— Begin DATASET ENTRIES —

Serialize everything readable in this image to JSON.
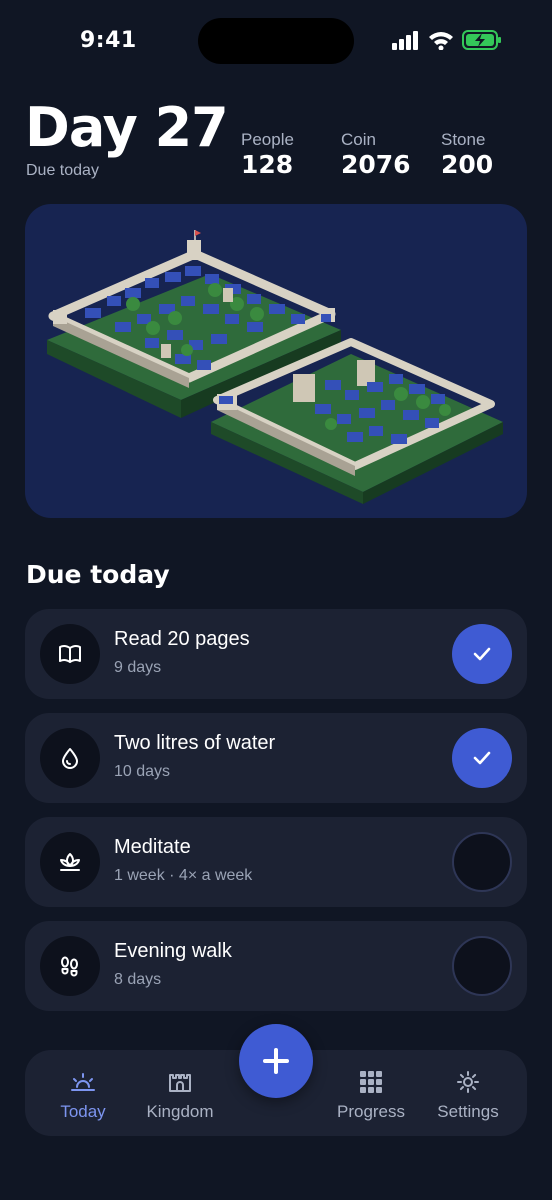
{
  "status_bar": {
    "time": "9:41"
  },
  "header": {
    "day_title": "Day 27",
    "subtitle": "Due today",
    "stats": [
      {
        "label": "People",
        "value": "128"
      },
      {
        "label": "Coin",
        "value": "2076"
      },
      {
        "label": "Stone",
        "value": "200"
      }
    ]
  },
  "section": {
    "title": "Due today"
  },
  "habits": [
    {
      "name": "Read 20 pages",
      "meta": "9 days",
      "icon": "book-icon",
      "done": true
    },
    {
      "name": "Two litres of water",
      "meta": "10 days",
      "icon": "water-drop-icon",
      "done": true
    },
    {
      "name": "Meditate",
      "meta": "1 week · 4× a week",
      "icon": "lotus-icon",
      "done": false
    },
    {
      "name": "Evening walk",
      "meta": "8 days",
      "icon": "footsteps-icon",
      "done": false
    }
  ],
  "nav": {
    "items": [
      {
        "label": "Today",
        "icon": "sunrise-icon",
        "active": true
      },
      {
        "label": "Kingdom",
        "icon": "castle-icon",
        "active": false
      },
      {
        "label": "Progress",
        "icon": "grid-icon",
        "active": false
      },
      {
        "label": "Settings",
        "icon": "gear-icon",
        "active": false
      }
    ],
    "fab_icon": "plus-icon"
  },
  "colors": {
    "background": "#101624",
    "card": "#1c2233",
    "accent": "#3f5bd3",
    "kingdom_bg": "#172451"
  }
}
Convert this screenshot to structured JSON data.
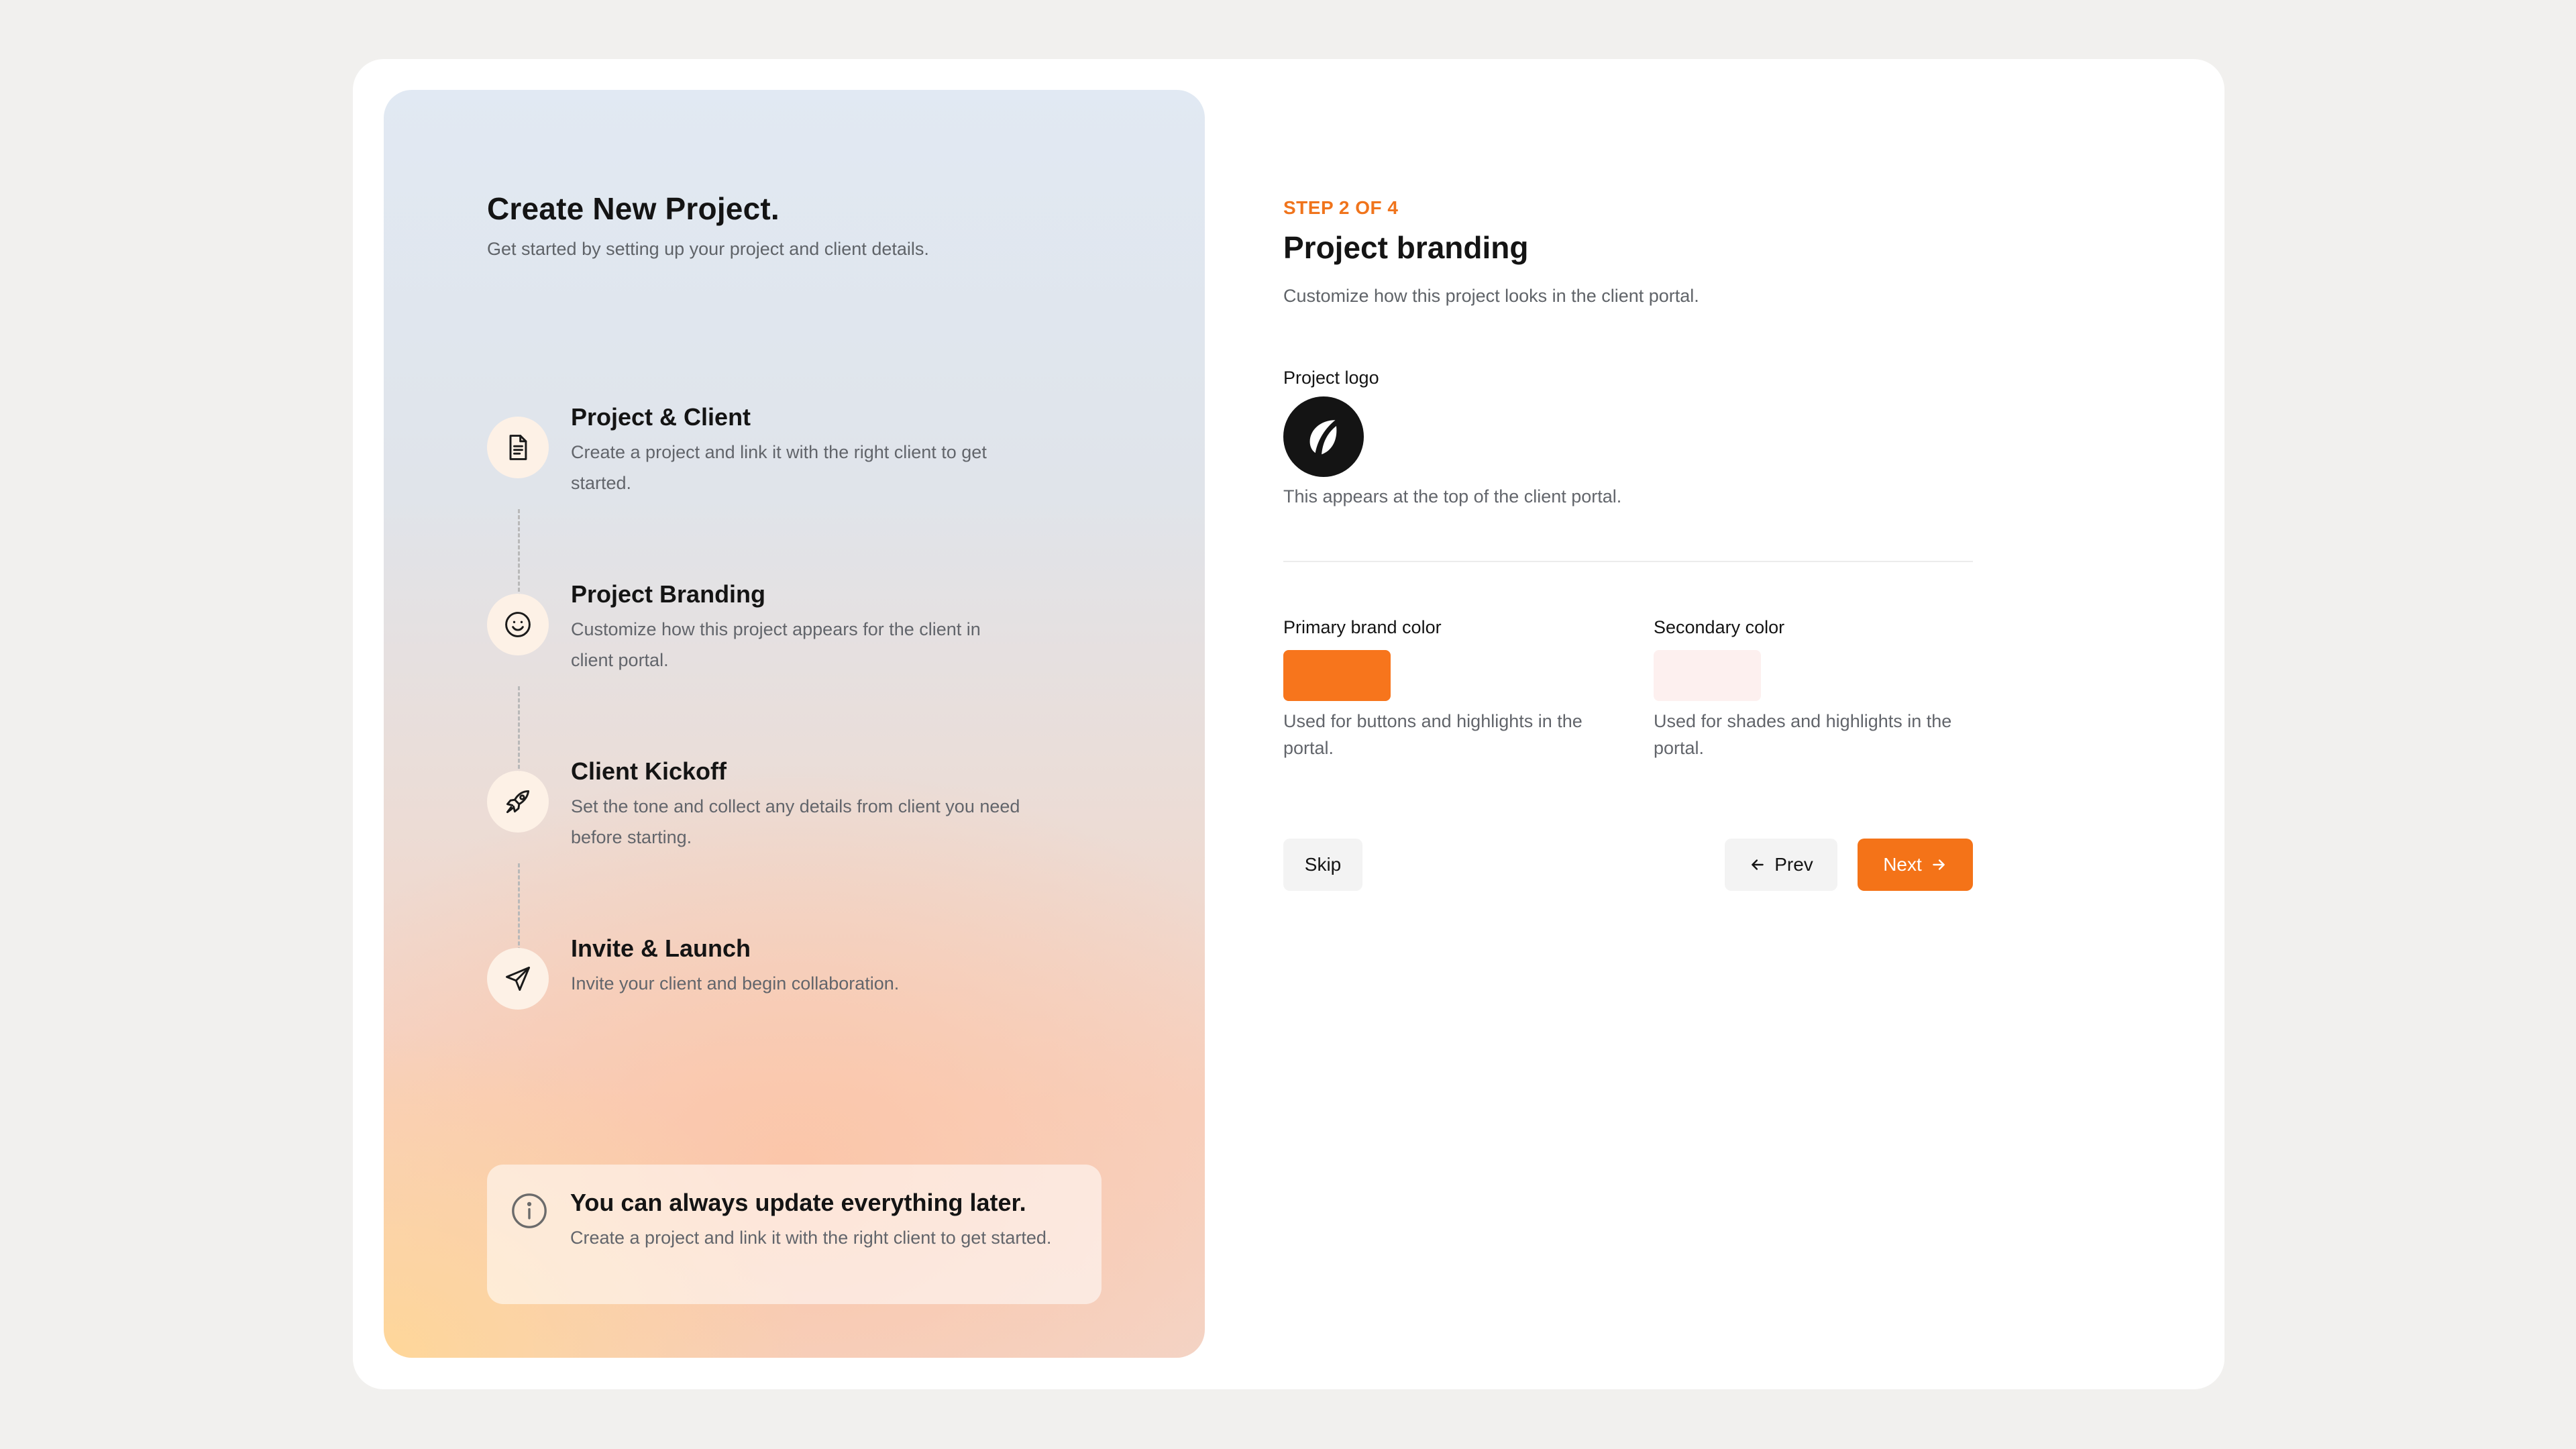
{
  "colors": {
    "accent": "#f47318",
    "primary_swatch": "#f7751c",
    "secondary_swatch": "#fdf0ef"
  },
  "sidebar": {
    "title": "Create New Project.",
    "subtitle": "Get started by setting up your project and client details.",
    "steps": [
      {
        "icon": "document-icon",
        "title": "Project & Client",
        "desc": "Create a project and link it with the right client to get started."
      },
      {
        "icon": "smiley-icon",
        "title": "Project Branding",
        "desc": "Customize how this project appears for the client in client portal."
      },
      {
        "icon": "rocket-icon",
        "title": "Client Kickoff",
        "desc": "Set the tone and collect any details from client you need before starting."
      },
      {
        "icon": "send-icon",
        "title": "Invite & Launch",
        "desc": "Invite your client and begin collaboration."
      }
    ],
    "info": {
      "icon": "info-icon",
      "title": "You can always update everything later.",
      "desc": "Create a project and link it with the right client to get started."
    }
  },
  "main": {
    "step_label": "STEP 2 OF 4",
    "title": "Project branding",
    "subtitle": "Customize how this project looks in the client portal.",
    "logo": {
      "label": "Project logo",
      "hint": "This appears at the top of the client portal."
    },
    "primary_color": {
      "label": "Primary brand color",
      "hint": "Used for buttons and highlights in the portal."
    },
    "secondary_color": {
      "label": "Secondary color",
      "hint": "Used for shades and highlights in the portal."
    }
  },
  "actions": {
    "skip": "Skip",
    "prev": "Prev",
    "next": "Next"
  }
}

— End DATASET ENTRIES —

> PROBLEM REQUIREMENTS: Only the number is needed here: how many lines of the records contain "Used"?

> REPLY: 2